Excerpt -
((

Relative populations

93
As discussed above, the matrix isolation IR study of cytosine reported the observation of a mixture of C1, C2 and C4.

94
Based upon comparison between the measured IR intensities and those predicted from ab initio calculations, the authors estimated the population ratios of the C1, C2, and C4 tautomers present in their experiments as 0.4–0.5∶1.0∶0.1–0.25, respectively.25

95
The rotamers of C2 and C4 (i.e., C3 and C5) were not reported, with no explanation provided to explain their absence.

96
By examining the vibrational frequencies of C2 and C3, and those of C4 and C5 (Table S2), it can be seen that they are virtually identical.

97
Therefore, these rotamers cannot really be distinguished by their IR spectra.

98
The molecular beam MW spectroscopy study of cytosine also reported the observation of a mixture of C1, C2 and C4.

99
Based upon comparison between the measured MW intensities and those predicted from ab initio calculations and the dipole moment components, the authors estimated the population ratios of the C1, C2, and C4 tautomers present in their experiments as 1.0∶1.0∶0.25, respectively.26

100
The C3, C5 and C6 tautomers were not observed.

))

Listed records -
((

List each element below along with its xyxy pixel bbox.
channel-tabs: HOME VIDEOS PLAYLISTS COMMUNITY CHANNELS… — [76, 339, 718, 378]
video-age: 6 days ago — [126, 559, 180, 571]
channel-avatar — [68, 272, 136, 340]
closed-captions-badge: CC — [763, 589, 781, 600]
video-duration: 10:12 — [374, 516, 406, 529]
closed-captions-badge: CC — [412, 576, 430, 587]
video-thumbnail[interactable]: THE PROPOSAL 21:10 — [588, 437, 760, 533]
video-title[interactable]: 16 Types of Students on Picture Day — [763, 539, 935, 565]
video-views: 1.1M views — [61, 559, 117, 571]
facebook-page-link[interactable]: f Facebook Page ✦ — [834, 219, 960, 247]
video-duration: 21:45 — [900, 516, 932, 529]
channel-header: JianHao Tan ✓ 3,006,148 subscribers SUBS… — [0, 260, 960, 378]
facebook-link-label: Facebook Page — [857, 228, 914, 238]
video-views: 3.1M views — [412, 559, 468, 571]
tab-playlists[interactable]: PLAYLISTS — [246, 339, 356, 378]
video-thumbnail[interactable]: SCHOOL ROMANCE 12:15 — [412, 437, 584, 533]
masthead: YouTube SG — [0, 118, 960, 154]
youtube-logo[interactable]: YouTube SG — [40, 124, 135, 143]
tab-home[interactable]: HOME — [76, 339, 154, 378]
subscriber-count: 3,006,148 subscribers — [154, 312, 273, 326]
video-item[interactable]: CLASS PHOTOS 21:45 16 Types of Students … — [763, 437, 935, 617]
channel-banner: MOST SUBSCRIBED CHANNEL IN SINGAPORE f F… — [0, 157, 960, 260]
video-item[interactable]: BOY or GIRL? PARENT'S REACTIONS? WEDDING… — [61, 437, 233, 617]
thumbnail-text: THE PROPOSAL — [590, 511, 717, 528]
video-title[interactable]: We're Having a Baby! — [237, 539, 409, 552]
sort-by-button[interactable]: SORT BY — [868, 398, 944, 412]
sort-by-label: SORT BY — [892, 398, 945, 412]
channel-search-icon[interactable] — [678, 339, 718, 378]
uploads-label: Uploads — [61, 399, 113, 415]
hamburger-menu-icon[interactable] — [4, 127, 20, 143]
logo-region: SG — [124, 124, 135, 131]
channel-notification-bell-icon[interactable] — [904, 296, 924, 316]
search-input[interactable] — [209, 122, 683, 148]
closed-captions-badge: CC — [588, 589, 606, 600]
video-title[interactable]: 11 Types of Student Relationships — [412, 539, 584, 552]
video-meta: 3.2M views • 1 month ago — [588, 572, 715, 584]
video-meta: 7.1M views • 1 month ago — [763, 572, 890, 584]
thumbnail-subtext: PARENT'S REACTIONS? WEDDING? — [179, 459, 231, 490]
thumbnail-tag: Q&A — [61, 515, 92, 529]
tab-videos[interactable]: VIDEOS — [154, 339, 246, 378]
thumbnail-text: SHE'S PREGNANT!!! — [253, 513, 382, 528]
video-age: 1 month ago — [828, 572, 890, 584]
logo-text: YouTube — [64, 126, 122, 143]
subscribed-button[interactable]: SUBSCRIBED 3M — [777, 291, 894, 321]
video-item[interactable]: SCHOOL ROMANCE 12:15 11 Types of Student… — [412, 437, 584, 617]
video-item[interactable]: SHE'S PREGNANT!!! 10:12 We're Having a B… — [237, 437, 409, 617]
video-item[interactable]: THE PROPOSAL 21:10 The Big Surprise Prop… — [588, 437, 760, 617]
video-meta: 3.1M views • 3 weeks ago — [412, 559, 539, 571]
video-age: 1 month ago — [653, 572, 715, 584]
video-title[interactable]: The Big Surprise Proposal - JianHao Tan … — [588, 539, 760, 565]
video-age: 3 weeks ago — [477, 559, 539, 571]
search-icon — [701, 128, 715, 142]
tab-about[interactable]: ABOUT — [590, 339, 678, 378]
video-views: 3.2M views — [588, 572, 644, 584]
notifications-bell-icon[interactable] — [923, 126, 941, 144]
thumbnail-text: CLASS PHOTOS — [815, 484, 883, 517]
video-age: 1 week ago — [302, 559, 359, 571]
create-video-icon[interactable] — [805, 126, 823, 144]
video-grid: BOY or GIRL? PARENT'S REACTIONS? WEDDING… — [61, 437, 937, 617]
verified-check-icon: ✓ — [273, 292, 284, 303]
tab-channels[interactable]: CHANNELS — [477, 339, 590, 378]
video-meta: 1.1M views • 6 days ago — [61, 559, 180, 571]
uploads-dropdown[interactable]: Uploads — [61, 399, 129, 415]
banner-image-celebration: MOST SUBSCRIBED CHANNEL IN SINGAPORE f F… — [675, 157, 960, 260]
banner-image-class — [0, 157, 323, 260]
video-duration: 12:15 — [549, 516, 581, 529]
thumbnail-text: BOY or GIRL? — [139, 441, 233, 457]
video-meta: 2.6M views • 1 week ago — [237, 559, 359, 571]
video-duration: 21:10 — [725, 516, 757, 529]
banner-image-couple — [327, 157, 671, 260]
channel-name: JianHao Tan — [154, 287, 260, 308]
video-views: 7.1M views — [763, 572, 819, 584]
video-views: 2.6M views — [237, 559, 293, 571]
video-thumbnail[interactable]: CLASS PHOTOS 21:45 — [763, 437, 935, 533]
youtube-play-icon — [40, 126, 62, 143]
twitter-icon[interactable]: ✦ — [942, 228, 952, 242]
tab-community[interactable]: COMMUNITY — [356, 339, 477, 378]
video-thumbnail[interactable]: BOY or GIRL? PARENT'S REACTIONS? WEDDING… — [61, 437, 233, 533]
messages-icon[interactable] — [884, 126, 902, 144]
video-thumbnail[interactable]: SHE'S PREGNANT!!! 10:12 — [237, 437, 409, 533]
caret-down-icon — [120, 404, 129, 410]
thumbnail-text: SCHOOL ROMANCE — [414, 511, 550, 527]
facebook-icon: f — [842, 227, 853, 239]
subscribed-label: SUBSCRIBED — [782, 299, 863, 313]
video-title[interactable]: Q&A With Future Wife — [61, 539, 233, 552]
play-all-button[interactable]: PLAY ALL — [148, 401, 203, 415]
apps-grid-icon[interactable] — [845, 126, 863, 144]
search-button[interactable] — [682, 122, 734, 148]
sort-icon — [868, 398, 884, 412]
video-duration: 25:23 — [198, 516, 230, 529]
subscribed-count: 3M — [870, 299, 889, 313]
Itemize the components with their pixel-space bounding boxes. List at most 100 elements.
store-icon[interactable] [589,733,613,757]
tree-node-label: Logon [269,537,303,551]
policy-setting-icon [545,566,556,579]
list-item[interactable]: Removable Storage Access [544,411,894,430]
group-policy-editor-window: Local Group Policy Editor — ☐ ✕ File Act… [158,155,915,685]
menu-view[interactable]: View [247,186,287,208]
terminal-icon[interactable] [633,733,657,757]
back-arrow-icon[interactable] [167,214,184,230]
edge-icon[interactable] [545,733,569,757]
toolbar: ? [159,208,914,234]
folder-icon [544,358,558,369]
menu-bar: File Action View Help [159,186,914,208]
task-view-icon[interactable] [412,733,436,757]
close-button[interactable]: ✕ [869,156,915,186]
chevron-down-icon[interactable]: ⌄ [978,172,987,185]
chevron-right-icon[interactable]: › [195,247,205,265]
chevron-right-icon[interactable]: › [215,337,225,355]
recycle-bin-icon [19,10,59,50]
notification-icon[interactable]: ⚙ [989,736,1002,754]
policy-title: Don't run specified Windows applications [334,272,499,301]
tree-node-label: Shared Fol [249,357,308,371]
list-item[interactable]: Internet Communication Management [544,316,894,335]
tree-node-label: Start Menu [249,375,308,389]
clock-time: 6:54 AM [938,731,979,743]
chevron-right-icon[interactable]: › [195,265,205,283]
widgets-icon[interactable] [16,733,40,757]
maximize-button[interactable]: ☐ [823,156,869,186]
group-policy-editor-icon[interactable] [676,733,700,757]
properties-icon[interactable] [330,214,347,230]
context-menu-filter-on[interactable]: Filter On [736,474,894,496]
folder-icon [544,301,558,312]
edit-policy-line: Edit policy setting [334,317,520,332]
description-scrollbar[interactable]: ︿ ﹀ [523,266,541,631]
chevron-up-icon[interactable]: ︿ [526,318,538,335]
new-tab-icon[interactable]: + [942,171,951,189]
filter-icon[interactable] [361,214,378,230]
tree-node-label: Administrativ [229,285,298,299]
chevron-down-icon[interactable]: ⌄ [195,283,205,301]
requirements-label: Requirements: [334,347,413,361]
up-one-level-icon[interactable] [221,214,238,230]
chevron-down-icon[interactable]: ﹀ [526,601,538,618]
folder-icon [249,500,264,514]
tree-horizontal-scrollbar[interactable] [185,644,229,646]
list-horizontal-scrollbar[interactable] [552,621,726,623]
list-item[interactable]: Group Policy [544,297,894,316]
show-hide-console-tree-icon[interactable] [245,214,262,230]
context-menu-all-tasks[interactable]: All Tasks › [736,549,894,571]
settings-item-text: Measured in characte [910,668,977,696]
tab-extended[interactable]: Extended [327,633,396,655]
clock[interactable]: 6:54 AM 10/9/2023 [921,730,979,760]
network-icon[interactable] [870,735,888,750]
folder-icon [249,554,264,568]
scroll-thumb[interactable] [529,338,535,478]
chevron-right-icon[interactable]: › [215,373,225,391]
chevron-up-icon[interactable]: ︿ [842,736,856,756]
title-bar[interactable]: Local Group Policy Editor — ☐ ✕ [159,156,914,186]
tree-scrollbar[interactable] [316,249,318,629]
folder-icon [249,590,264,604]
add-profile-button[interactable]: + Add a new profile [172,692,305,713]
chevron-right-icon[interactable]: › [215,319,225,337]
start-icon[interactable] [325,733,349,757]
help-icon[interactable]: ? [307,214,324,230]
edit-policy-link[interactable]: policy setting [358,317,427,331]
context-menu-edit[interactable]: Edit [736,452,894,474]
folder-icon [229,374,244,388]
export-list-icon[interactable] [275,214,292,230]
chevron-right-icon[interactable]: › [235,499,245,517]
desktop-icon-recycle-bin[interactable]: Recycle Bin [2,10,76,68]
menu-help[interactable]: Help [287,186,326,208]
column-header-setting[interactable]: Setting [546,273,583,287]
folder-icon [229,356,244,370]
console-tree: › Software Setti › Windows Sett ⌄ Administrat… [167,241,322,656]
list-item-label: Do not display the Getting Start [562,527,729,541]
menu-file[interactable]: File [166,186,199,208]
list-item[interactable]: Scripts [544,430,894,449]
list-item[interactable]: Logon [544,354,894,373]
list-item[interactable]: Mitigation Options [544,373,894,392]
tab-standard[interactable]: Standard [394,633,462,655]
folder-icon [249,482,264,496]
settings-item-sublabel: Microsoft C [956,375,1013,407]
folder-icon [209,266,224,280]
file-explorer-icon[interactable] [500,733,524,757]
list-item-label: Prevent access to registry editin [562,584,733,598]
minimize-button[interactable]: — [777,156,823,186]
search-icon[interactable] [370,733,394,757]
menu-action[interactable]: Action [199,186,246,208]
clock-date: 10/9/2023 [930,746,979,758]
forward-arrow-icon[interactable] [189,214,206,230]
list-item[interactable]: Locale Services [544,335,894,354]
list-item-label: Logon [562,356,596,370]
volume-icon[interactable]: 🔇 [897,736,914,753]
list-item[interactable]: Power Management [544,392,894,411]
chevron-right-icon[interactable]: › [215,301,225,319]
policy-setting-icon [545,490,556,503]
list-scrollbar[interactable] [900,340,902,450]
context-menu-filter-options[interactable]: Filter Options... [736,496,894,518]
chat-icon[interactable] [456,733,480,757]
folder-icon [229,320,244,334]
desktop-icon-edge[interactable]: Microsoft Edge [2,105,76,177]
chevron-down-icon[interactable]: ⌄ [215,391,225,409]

))

Activity - Repeat verbatim the portion of the excerpt on cytosine tautomer populations that begins with the words "Relative populations" and ends with the words "explain their absence.".

Answer -
Relative populations

93
As discussed above, the matrix isolation IR study of cytosine reported the observation of a mixture of C1, C2 and C4.

94
Based upon comparison between the measured IR intensities and those predicted from ab initio calculations, the authors estimated the population ratios of the C1, C2, and C4 tautomers present in their experiments as 0.4–0.5∶1.0∶0.1–0.25, respectively.25

95
The rotamers of C2 and C4 (i.e., C3 and C5) were not reported, with no explanation provided to explain their absence.